## Task instructions
Examine the records and identify each line that includes the string "this". Copy those lines.

Dataset records
◇ ◇ ◇ ◇
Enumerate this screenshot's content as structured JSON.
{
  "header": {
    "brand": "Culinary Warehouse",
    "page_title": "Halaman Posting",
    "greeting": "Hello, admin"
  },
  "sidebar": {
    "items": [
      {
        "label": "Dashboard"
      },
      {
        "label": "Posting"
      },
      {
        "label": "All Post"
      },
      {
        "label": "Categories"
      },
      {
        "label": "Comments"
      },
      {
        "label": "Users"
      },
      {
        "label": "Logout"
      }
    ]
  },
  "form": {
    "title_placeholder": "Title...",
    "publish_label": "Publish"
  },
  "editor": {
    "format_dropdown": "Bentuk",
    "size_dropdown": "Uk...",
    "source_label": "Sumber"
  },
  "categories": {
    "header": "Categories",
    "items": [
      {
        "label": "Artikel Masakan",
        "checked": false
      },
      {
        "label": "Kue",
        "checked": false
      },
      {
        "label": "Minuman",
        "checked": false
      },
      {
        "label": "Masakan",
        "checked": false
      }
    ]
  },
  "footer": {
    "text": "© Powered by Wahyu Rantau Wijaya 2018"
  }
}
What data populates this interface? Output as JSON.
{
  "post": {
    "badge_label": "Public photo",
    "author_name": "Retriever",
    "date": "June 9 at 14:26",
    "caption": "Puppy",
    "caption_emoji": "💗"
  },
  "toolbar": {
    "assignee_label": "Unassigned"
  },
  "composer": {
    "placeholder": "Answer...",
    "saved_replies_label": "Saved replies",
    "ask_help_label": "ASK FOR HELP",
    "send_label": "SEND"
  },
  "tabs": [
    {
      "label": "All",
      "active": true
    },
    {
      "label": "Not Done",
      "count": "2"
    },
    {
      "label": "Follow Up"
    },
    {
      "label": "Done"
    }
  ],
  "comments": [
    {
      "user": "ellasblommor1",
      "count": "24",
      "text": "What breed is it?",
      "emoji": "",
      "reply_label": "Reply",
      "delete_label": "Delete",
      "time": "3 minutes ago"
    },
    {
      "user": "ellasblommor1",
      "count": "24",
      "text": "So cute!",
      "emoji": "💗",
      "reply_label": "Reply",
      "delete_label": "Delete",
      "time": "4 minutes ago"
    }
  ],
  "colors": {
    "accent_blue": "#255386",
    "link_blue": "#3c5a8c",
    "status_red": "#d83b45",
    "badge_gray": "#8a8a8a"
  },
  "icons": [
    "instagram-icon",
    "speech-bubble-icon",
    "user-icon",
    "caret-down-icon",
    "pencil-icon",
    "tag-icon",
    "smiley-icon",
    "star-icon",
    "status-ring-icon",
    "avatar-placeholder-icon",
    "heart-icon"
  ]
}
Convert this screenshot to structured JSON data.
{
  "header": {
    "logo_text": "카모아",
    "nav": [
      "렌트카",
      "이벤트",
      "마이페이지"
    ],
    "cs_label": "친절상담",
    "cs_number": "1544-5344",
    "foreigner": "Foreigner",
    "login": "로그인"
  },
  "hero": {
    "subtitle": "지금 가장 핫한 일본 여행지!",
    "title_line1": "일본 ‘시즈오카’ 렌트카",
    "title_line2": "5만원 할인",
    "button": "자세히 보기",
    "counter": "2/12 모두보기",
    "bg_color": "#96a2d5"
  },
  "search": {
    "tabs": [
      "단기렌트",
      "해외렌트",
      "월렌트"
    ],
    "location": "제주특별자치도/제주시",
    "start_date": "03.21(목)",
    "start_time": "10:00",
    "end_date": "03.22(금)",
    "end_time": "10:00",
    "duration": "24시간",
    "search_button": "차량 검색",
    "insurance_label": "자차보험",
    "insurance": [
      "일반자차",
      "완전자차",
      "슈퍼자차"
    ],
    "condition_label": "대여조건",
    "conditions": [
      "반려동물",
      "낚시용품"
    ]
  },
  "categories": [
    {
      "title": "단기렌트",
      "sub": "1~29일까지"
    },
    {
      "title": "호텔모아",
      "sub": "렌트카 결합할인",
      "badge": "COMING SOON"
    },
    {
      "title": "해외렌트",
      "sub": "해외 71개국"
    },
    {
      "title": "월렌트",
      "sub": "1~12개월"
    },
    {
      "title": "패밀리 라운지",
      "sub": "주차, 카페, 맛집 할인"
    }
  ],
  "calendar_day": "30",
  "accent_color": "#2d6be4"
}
◇ ◇ ◇ ◇
## Final result
Enumerate this screenshot's content as structured JSON.
What data populates this interface? Output as JSON.
Convert this screenshot to structured JSON data.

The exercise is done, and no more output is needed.